Dataset extract:

━━━━━━━━━━━━━━━━━━━━━━━━━━━━━━

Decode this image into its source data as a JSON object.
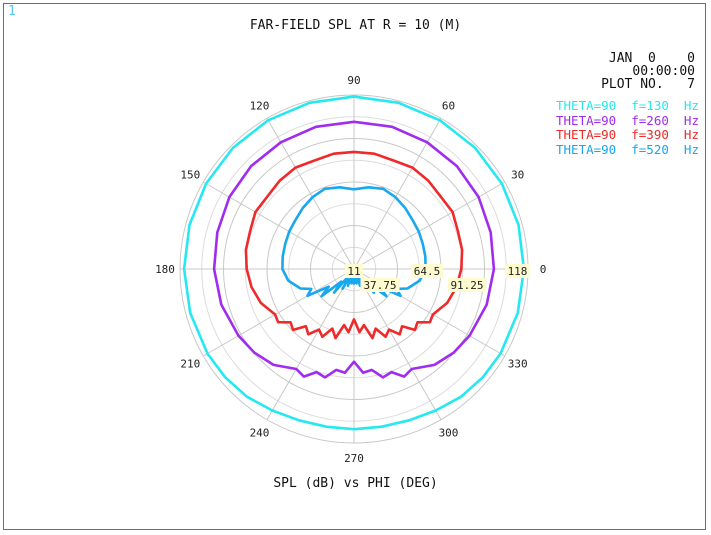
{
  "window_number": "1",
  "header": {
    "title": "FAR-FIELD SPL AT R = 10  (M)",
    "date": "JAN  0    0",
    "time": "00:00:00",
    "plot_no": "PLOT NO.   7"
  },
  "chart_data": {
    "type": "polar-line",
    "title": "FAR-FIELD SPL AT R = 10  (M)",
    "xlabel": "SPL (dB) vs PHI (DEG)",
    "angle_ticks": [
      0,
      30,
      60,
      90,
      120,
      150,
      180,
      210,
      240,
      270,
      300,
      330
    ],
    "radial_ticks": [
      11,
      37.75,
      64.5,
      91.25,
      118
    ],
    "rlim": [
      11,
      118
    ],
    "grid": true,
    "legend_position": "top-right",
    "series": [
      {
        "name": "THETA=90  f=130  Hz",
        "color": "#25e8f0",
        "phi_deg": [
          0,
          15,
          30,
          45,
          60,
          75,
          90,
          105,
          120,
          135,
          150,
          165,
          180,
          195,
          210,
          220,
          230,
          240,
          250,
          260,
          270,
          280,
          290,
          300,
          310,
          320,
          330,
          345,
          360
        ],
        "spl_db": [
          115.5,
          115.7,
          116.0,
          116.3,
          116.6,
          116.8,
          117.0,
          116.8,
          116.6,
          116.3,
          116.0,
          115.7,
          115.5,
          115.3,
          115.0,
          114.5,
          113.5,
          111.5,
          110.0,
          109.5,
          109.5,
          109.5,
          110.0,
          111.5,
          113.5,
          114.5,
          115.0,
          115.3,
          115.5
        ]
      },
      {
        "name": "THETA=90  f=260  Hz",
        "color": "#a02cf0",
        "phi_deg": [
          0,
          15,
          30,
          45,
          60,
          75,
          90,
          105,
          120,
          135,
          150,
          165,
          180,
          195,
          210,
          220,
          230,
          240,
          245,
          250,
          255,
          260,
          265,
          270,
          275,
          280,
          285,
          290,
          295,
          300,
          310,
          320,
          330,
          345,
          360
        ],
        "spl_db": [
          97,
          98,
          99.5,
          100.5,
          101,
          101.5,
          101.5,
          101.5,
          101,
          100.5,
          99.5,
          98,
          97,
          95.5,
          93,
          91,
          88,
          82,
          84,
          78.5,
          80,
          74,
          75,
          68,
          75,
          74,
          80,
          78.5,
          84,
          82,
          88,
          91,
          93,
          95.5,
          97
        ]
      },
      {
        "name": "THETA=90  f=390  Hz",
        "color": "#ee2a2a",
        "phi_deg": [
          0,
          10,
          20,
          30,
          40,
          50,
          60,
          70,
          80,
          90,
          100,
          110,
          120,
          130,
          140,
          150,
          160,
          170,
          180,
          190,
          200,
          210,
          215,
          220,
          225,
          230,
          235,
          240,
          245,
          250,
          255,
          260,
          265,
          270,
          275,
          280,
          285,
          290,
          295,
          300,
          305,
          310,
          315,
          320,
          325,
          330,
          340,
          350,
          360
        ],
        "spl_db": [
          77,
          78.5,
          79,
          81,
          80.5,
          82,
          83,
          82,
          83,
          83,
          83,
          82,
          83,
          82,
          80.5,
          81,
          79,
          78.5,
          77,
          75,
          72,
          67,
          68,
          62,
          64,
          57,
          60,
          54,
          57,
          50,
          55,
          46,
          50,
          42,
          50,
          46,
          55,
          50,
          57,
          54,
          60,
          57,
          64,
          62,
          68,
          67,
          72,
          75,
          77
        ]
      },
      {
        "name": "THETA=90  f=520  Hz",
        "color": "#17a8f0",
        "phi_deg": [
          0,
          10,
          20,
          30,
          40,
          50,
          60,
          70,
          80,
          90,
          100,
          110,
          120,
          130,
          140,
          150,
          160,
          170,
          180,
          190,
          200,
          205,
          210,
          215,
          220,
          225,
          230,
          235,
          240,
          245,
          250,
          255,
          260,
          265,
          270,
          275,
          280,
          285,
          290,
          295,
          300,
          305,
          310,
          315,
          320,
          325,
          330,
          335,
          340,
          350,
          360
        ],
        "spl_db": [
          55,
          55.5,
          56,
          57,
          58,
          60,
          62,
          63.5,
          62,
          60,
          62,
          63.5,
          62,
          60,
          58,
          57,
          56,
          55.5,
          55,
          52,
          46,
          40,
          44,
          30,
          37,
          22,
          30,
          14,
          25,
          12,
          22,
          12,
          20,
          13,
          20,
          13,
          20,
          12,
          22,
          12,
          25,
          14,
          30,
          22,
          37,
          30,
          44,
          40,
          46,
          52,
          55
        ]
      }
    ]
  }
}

━━━━━━━━━━━━━━━━━━━━━━━━━━━━━━

Problem to work on: Every record above should be written out again without change, except that the pictures are left out.

Task output:
Decode this image into its source data as a JSON object.
{
  "window_number": "1",
  "header": {
    "title": "FAR-FIELD SPL AT R = 10  (M)",
    "date": "JAN  0    0",
    "time": "00:00:00",
    "plot_no": "PLOT NO.   7"
  },
  "chart_data": {
    "type": "polar-line",
    "title": "FAR-FIELD SPL AT R = 10  (M)",
    "xlabel": "SPL (dB) vs PHI (DEG)",
    "angle_ticks": [
      0,
      30,
      60,
      90,
      120,
      150,
      180,
      210,
      240,
      270,
      300,
      330
    ],
    "radial_ticks": [
      11,
      37.75,
      64.5,
      91.25,
      118
    ],
    "rlim": [
      11,
      118
    ],
    "grid": true,
    "legend_position": "top-right",
    "series": [
      {
        "name": "THETA=90  f=130  Hz",
        "color": "#25e8f0",
        "phi_deg": [
          0,
          15,
          30,
          45,
          60,
          75,
          90,
          105,
          120,
          135,
          150,
          165,
          180,
          195,
          210,
          220,
          230,
          240,
          250,
          260,
          270,
          280,
          290,
          300,
          310,
          320,
          330,
          345,
          360
        ],
        "spl_db": [
          115.5,
          115.7,
          116.0,
          116.3,
          116.6,
          116.8,
          117.0,
          116.8,
          116.6,
          116.3,
          116.0,
          115.7,
          115.5,
          115.3,
          115.0,
          114.5,
          113.5,
          111.5,
          110.0,
          109.5,
          109.5,
          109.5,
          110.0,
          111.5,
          113.5,
          114.5,
          115.0,
          115.3,
          115.5
        ]
      },
      {
        "name": "THETA=90  f=260  Hz",
        "color": "#a02cf0",
        "phi_deg": [
          0,
          15,
          30,
          45,
          60,
          75,
          90,
          105,
          120,
          135,
          150,
          165,
          180,
          195,
          210,
          220,
          230,
          240,
          245,
          250,
          255,
          260,
          265,
          270,
          275,
          280,
          285,
          290,
          295,
          300,
          310,
          320,
          330,
          345,
          360
        ],
        "spl_db": [
          97,
          98,
          99.5,
          100.5,
          101,
          101.5,
          101.5,
          101.5,
          101,
          100.5,
          99.5,
          98,
          97,
          95.5,
          93,
          91,
          88,
          82,
          84,
          78.5,
          80,
          74,
          75,
          68,
          75,
          74,
          80,
          78.5,
          84,
          82,
          88,
          91,
          93,
          95.5,
          97
        ]
      },
      {
        "name": "THETA=90  f=390  Hz",
        "color": "#ee2a2a",
        "phi_deg": [
          0,
          10,
          20,
          30,
          40,
          50,
          60,
          70,
          80,
          90,
          100,
          110,
          120,
          130,
          140,
          150,
          160,
          170,
          180,
          190,
          200,
          210,
          215,
          220,
          225,
          230,
          235,
          240,
          245,
          250,
          255,
          260,
          265,
          270,
          275,
          280,
          285,
          290,
          295,
          300,
          305,
          310,
          315,
          320,
          325,
          330,
          340,
          350,
          360
        ],
        "spl_db": [
          77,
          78.5,
          79,
          81,
          80.5,
          82,
          83,
          82,
          83,
          83,
          83,
          82,
          83,
          82,
          80.5,
          81,
          79,
          78.5,
          77,
          75,
          72,
          67,
          68,
          62,
          64,
          57,
          60,
          54,
          57,
          50,
          55,
          46,
          50,
          42,
          50,
          46,
          55,
          50,
          57,
          54,
          60,
          57,
          64,
          62,
          68,
          67,
          72,
          75,
          77
        ]
      },
      {
        "name": "THETA=90  f=520  Hz",
        "color": "#17a8f0",
        "phi_deg": [
          0,
          10,
          20,
          30,
          40,
          50,
          60,
          70,
          80,
          90,
          100,
          110,
          120,
          130,
          140,
          150,
          160,
          170,
          180,
          190,
          200,
          205,
          210,
          215,
          220,
          225,
          230,
          235,
          240,
          245,
          250,
          255,
          260,
          265,
          270,
          275,
          280,
          285,
          290,
          295,
          300,
          305,
          310,
          315,
          320,
          325,
          330,
          335,
          340,
          350,
          360
        ],
        "spl_db": [
          55,
          55.5,
          56,
          57,
          58,
          60,
          62,
          63.5,
          62,
          60,
          62,
          63.5,
          62,
          60,
          58,
          57,
          56,
          55.5,
          55,
          52,
          46,
          40,
          44,
          30,
          37,
          22,
          30,
          14,
          25,
          12,
          22,
          12,
          20,
          13,
          20,
          13,
          20,
          12,
          22,
          12,
          25,
          14,
          30,
          22,
          37,
          30,
          44,
          40,
          46,
          52,
          55
        ]
      }
    ]
  }
}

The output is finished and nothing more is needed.